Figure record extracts

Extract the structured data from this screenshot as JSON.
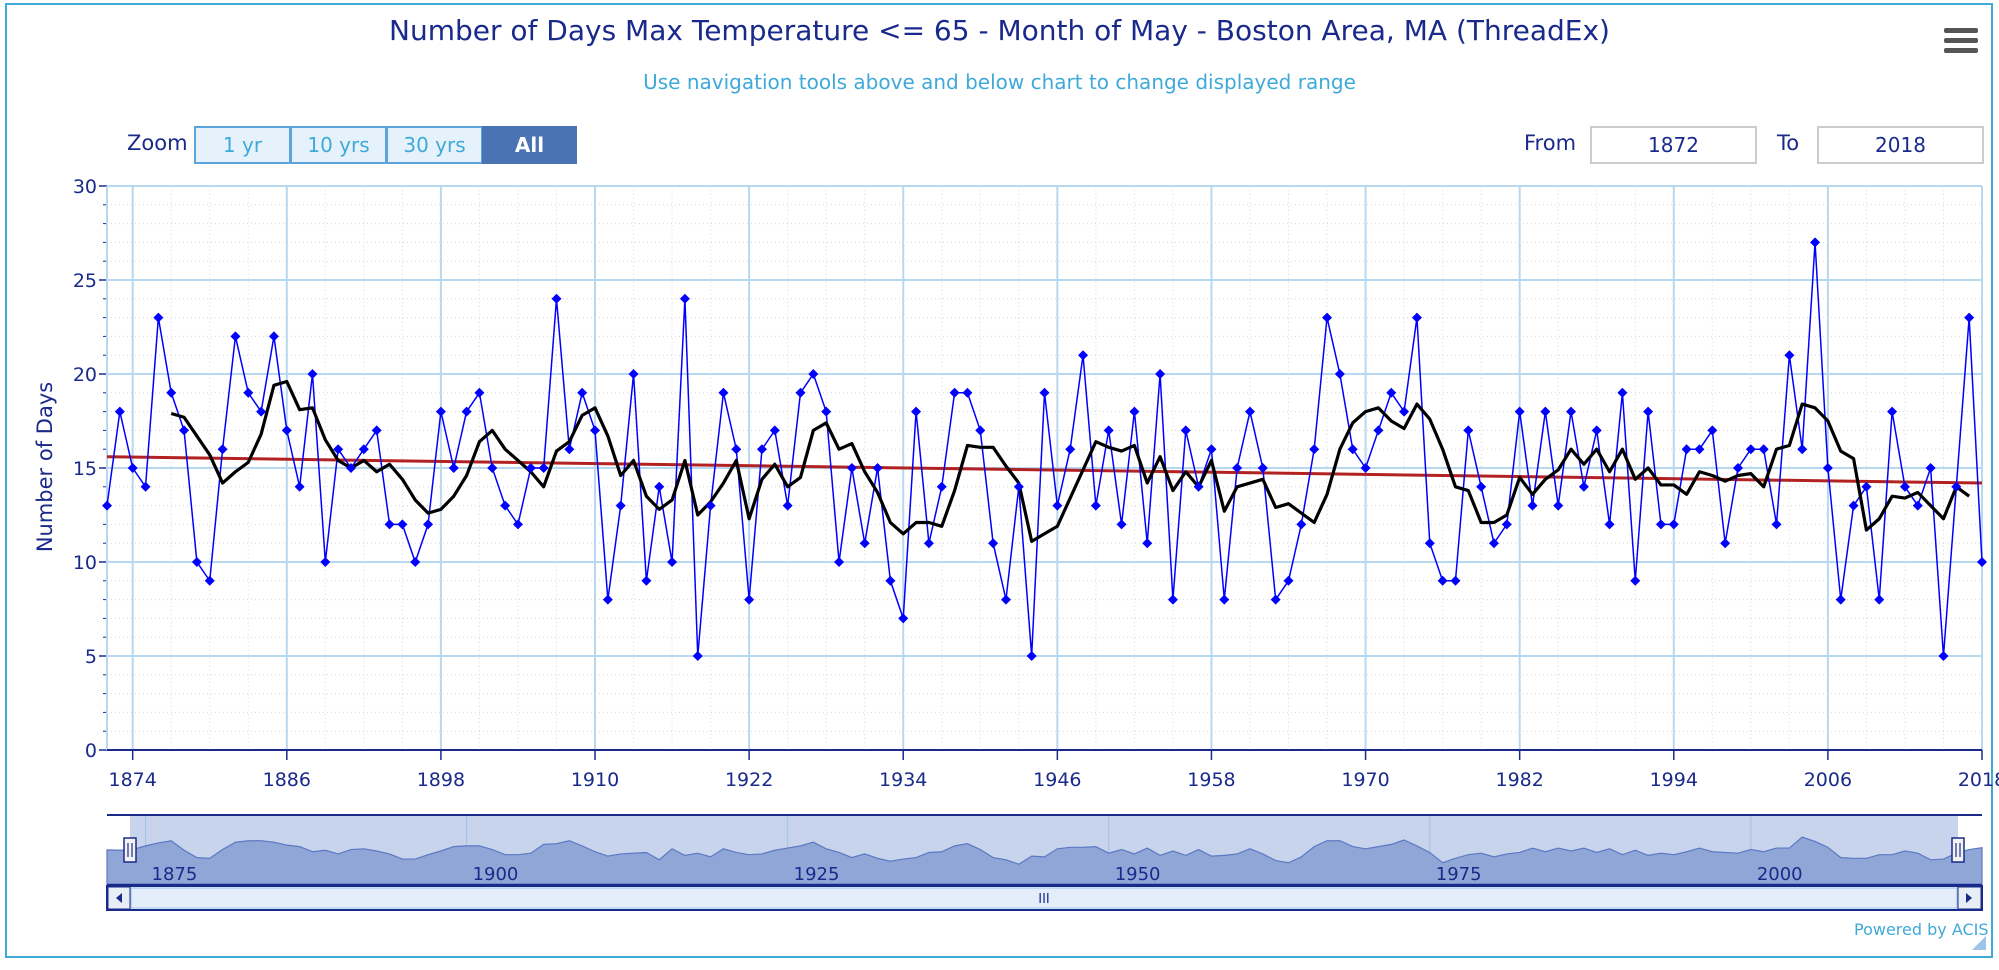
{
  "page": {
    "title": "Number of Days Max Temperature <= 65 - Month of May - Boston Area, MA (ThreadEx)",
    "subtitle": "Use navigation tools above and below chart to change displayed range",
    "powered_by": "Powered by ACIS",
    "menu_icon": "hamburger-menu-icon"
  },
  "zoom": {
    "label": "Zoom",
    "buttons": [
      "1 yr",
      "10 yrs",
      "30 yrs",
      "All"
    ],
    "active": "All"
  },
  "range": {
    "from_label": "From",
    "from_value": "1872",
    "to_label": "To",
    "to_value": "2018"
  },
  "navigator": {
    "tick_labels": [
      "1875",
      "1900",
      "1925",
      "1950",
      "1975",
      "2000"
    ],
    "grip_glyph": "III"
  },
  "colors": {
    "series": "#0000ff",
    "mean": "#000000",
    "trend": "#b22222",
    "axis": "#1a2a8a",
    "grid": "#b8d8f0",
    "accent": "#3fa9d8"
  },
  "chart_data": {
    "type": "line",
    "title": "Number of Days Max Temperature <= 65 - Month of May - Boston Area, MA (ThreadEx)",
    "subtitle": "Use navigation tools above and below chart to change displayed range",
    "xlabel": "",
    "ylabel": "Number of Days",
    "xlim": [
      1872,
      2018
    ],
    "ylim": [
      0,
      30
    ],
    "x_ticks": [
      1874,
      1886,
      1898,
      1910,
      1922,
      1934,
      1946,
      1958,
      1970,
      1982,
      1994,
      2006,
      2018
    ],
    "y_ticks": [
      0,
      5,
      10,
      15,
      20,
      25,
      30
    ],
    "grid": true,
    "x_start": 1872,
    "series": [
      {
        "role": "annual",
        "marker": "diamond",
        "values": [
          13,
          18,
          15,
          14,
          23,
          19,
          17,
          10,
          9,
          16,
          22,
          19,
          18,
          22,
          17,
          14,
          20,
          10,
          16,
          15,
          16,
          17,
          12,
          12,
          10,
          12,
          18,
          15,
          18,
          19,
          15,
          13,
          12,
          15,
          15,
          24,
          16,
          19,
          17,
          8,
          13,
          20,
          9,
          14,
          10,
          24,
          5,
          13,
          19,
          16,
          8,
          16,
          17,
          13,
          19,
          20,
          18,
          10,
          15,
          11,
          15,
          9,
          7,
          18,
          11,
          14,
          19,
          19,
          17,
          11,
          8,
          14,
          5,
          19,
          13,
          16,
          21,
          13,
          17,
          12,
          18,
          11,
          20,
          8,
          17,
          14,
          16,
          8,
          15,
          18,
          15,
          8,
          9,
          12,
          16,
          23,
          20,
          16,
          15,
          17,
          19,
          18,
          23,
          11,
          9,
          9,
          17,
          14,
          11,
          12,
          18,
          13,
          18,
          13,
          18,
          14,
          17,
          12,
          19,
          9,
          18,
          12,
          12,
          16,
          16,
          17,
          11,
          15,
          16,
          16,
          12,
          21,
          16,
          27,
          15,
          8,
          13,
          14,
          8,
          18,
          14,
          13,
          15,
          5,
          14,
          23,
          10
        ]
      },
      {
        "role": "running-mean",
        "values": [
          null,
          null,
          null,
          null,
          null,
          17.9,
          17.7,
          16.7,
          15.7,
          14.2,
          14.8,
          15.3,
          16.8,
          19.4,
          19.6,
          18.1,
          18.2,
          16.5,
          15.4,
          15.0,
          15.4,
          14.8,
          15.2,
          14.4,
          13.3,
          12.6,
          12.8,
          13.5,
          14.6,
          16.4,
          17.0,
          16.0,
          15.4,
          14.8,
          14.0,
          15.9,
          16.4,
          17.8,
          18.2,
          16.7,
          14.6,
          15.4,
          13.5,
          12.8,
          13.3,
          15.4,
          12.5,
          13.2,
          14.2,
          15.4,
          12.3,
          14.4,
          15.2,
          14.0,
          14.5,
          17.0,
          17.4,
          16.0,
          16.3,
          14.8,
          13.7,
          12.1,
          11.5,
          12.1,
          12.1,
          11.9,
          13.8,
          16.2,
          16.1,
          16.1,
          15.1,
          14.2,
          11.1,
          11.5,
          11.9,
          13.4,
          14.9,
          16.4,
          16.1,
          15.9,
          16.2,
          14.2,
          15.6,
          13.8,
          14.8,
          14.0,
          15.4,
          12.7,
          14.0,
          14.2,
          14.4,
          12.9,
          13.1,
          12.6,
          12.1,
          13.6,
          16.0,
          17.4,
          18.0,
          18.2,
          17.5,
          17.1,
          18.4,
          17.6,
          16.0,
          14.0,
          13.8,
          12.1,
          12.1,
          12.5,
          14.5,
          13.6,
          14.4,
          14.9,
          16.0,
          15.2,
          16.0,
          14.8,
          16.0,
          14.4,
          15.0,
          14.1,
          14.1,
          13.6,
          14.8,
          14.6,
          14.3,
          14.6,
          14.7,
          14.0,
          16.0,
          16.2,
          18.4,
          18.2,
          17.5,
          15.9,
          15.5,
          11.7,
          12.3,
          13.5,
          13.4,
          13.7,
          13.0,
          12.3,
          14.0,
          13.5
        ]
      },
      {
        "role": "trend",
        "x": [
          1872,
          2018
        ],
        "values": [
          15.6,
          14.2
        ]
      }
    ]
  }
}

- _WORK TO DO_
Reproduce all the entries that precede this task, word for word, minus any pictures.

- _ANSWER_
Extract the structured data from this screenshot as JSON.
{
  "page": {
    "title": "Number of Days Max Temperature <= 65 - Month of May - Boston Area, MA (ThreadEx)",
    "subtitle": "Use navigation tools above and below chart to change displayed range",
    "powered_by": "Powered by ACIS",
    "menu_icon": "hamburger-menu-icon"
  },
  "zoom": {
    "label": "Zoom",
    "buttons": [
      "1 yr",
      "10 yrs",
      "30 yrs",
      "All"
    ],
    "active": "All"
  },
  "range": {
    "from_label": "From",
    "from_value": "1872",
    "to_label": "To",
    "to_value": "2018"
  },
  "navigator": {
    "tick_labels": [
      "1875",
      "1900",
      "1925",
      "1950",
      "1975",
      "2000"
    ],
    "grip_glyph": "III"
  },
  "colors": {
    "series": "#0000ff",
    "mean": "#000000",
    "trend": "#b22222",
    "axis": "#1a2a8a",
    "grid": "#b8d8f0",
    "accent": "#3fa9d8"
  },
  "chart_data": {
    "type": "line",
    "title": "Number of Days Max Temperature <= 65 - Month of May - Boston Area, MA (ThreadEx)",
    "subtitle": "Use navigation tools above and below chart to change displayed range",
    "xlabel": "",
    "ylabel": "Number of Days",
    "xlim": [
      1872,
      2018
    ],
    "ylim": [
      0,
      30
    ],
    "x_ticks": [
      1874,
      1886,
      1898,
      1910,
      1922,
      1934,
      1946,
      1958,
      1970,
      1982,
      1994,
      2006,
      2018
    ],
    "y_ticks": [
      0,
      5,
      10,
      15,
      20,
      25,
      30
    ],
    "grid": true,
    "x_start": 1872,
    "series": [
      {
        "role": "annual",
        "marker": "diamond",
        "values": [
          13,
          18,
          15,
          14,
          23,
          19,
          17,
          10,
          9,
          16,
          22,
          19,
          18,
          22,
          17,
          14,
          20,
          10,
          16,
          15,
          16,
          17,
          12,
          12,
          10,
          12,
          18,
          15,
          18,
          19,
          15,
          13,
          12,
          15,
          15,
          24,
          16,
          19,
          17,
          8,
          13,
          20,
          9,
          14,
          10,
          24,
          5,
          13,
          19,
          16,
          8,
          16,
          17,
          13,
          19,
          20,
          18,
          10,
          15,
          11,
          15,
          9,
          7,
          18,
          11,
          14,
          19,
          19,
          17,
          11,
          8,
          14,
          5,
          19,
          13,
          16,
          21,
          13,
          17,
          12,
          18,
          11,
          20,
          8,
          17,
          14,
          16,
          8,
          15,
          18,
          15,
          8,
          9,
          12,
          16,
          23,
          20,
          16,
          15,
          17,
          19,
          18,
          23,
          11,
          9,
          9,
          17,
          14,
          11,
          12,
          18,
          13,
          18,
          13,
          18,
          14,
          17,
          12,
          19,
          9,
          18,
          12,
          12,
          16,
          16,
          17,
          11,
          15,
          16,
          16,
          12,
          21,
          16,
          27,
          15,
          8,
          13,
          14,
          8,
          18,
          14,
          13,
          15,
          5,
          14,
          23,
          10
        ]
      },
      {
        "role": "running-mean",
        "values": [
          null,
          null,
          null,
          null,
          null,
          17.9,
          17.7,
          16.7,
          15.7,
          14.2,
          14.8,
          15.3,
          16.8,
          19.4,
          19.6,
          18.1,
          18.2,
          16.5,
          15.4,
          15.0,
          15.4,
          14.8,
          15.2,
          14.4,
          13.3,
          12.6,
          12.8,
          13.5,
          14.6,
          16.4,
          17.0,
          16.0,
          15.4,
          14.8,
          14.0,
          15.9,
          16.4,
          17.8,
          18.2,
          16.7,
          14.6,
          15.4,
          13.5,
          12.8,
          13.3,
          15.4,
          12.5,
          13.2,
          14.2,
          15.4,
          12.3,
          14.4,
          15.2,
          14.0,
          14.5,
          17.0,
          17.4,
          16.0,
          16.3,
          14.8,
          13.7,
          12.1,
          11.5,
          12.1,
          12.1,
          11.9,
          13.8,
          16.2,
          16.1,
          16.1,
          15.1,
          14.2,
          11.1,
          11.5,
          11.9,
          13.4,
          14.9,
          16.4,
          16.1,
          15.9,
          16.2,
          14.2,
          15.6,
          13.8,
          14.8,
          14.0,
          15.4,
          12.7,
          14.0,
          14.2,
          14.4,
          12.9,
          13.1,
          12.6,
          12.1,
          13.6,
          16.0,
          17.4,
          18.0,
          18.2,
          17.5,
          17.1,
          18.4,
          17.6,
          16.0,
          14.0,
          13.8,
          12.1,
          12.1,
          12.5,
          14.5,
          13.6,
          14.4,
          14.9,
          16.0,
          15.2,
          16.0,
          14.8,
          16.0,
          14.4,
          15.0,
          14.1,
          14.1,
          13.6,
          14.8,
          14.6,
          14.3,
          14.6,
          14.7,
          14.0,
          16.0,
          16.2,
          18.4,
          18.2,
          17.5,
          15.9,
          15.5,
          11.7,
          12.3,
          13.5,
          13.4,
          13.7,
          13.0,
          12.3,
          14.0,
          13.5
        ]
      },
      {
        "role": "trend",
        "x": [
          1872,
          2018
        ],
        "values": [
          15.6,
          14.2
        ]
      }
    ]
  }
}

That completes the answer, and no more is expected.